- _Your assignment_: Determine how many lines in the entries below include "phenotype". The reply should be that number and nothing else.

START Supplied material

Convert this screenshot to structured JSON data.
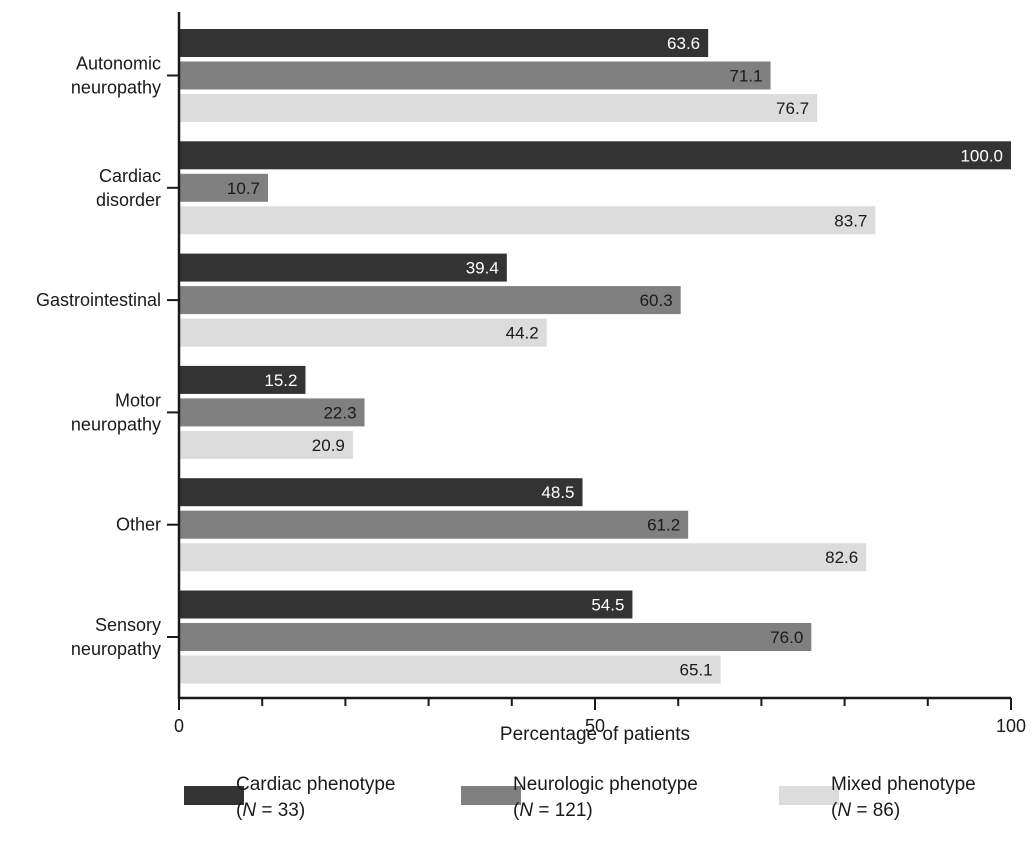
{
  "chart_data": {
    "type": "bar",
    "orientation": "horizontal",
    "categories": [
      [
        "Autonomic",
        "neuropathy"
      ],
      [
        "Cardiac",
        "disorder"
      ],
      [
        "Gastrointestinal"
      ],
      [
        "Motor",
        "neuropathy"
      ],
      [
        "Other"
      ],
      [
        "Sensory",
        "neuropathy"
      ]
    ],
    "series": [
      {
        "name_line1": "Cardiac phenotype",
        "n_label": "N",
        "n_value": " = 33",
        "color": "#333333",
        "value_color": "#ffffff",
        "values": [
          63.6,
          100.0,
          39.4,
          15.2,
          48.5,
          54.5
        ]
      },
      {
        "name_line1": "Neurologic phenotype",
        "n_label": "N",
        "n_value": " = 121",
        "color": "#808080",
        "value_color": "#1a1a1a",
        "values": [
          71.1,
          10.7,
          60.3,
          22.3,
          61.2,
          76.0
        ]
      },
      {
        "name_line1": "Mixed phenotype",
        "n_label": "N",
        "n_value": " = 86",
        "color": "#dcdcdc",
        "value_color": "#1a1a1a",
        "values": [
          76.7,
          83.7,
          44.2,
          20.9,
          82.6,
          65.1
        ]
      }
    ],
    "xlabel": "Percentage of patients",
    "xlim": [
      0,
      100
    ],
    "major_ticks": [
      0,
      50,
      100
    ],
    "minor_step": 10,
    "value_decimals": 1,
    "grid": false,
    "legend_position": "bottom"
  }
}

END Supplied material

- _Answer to this exercise_: 3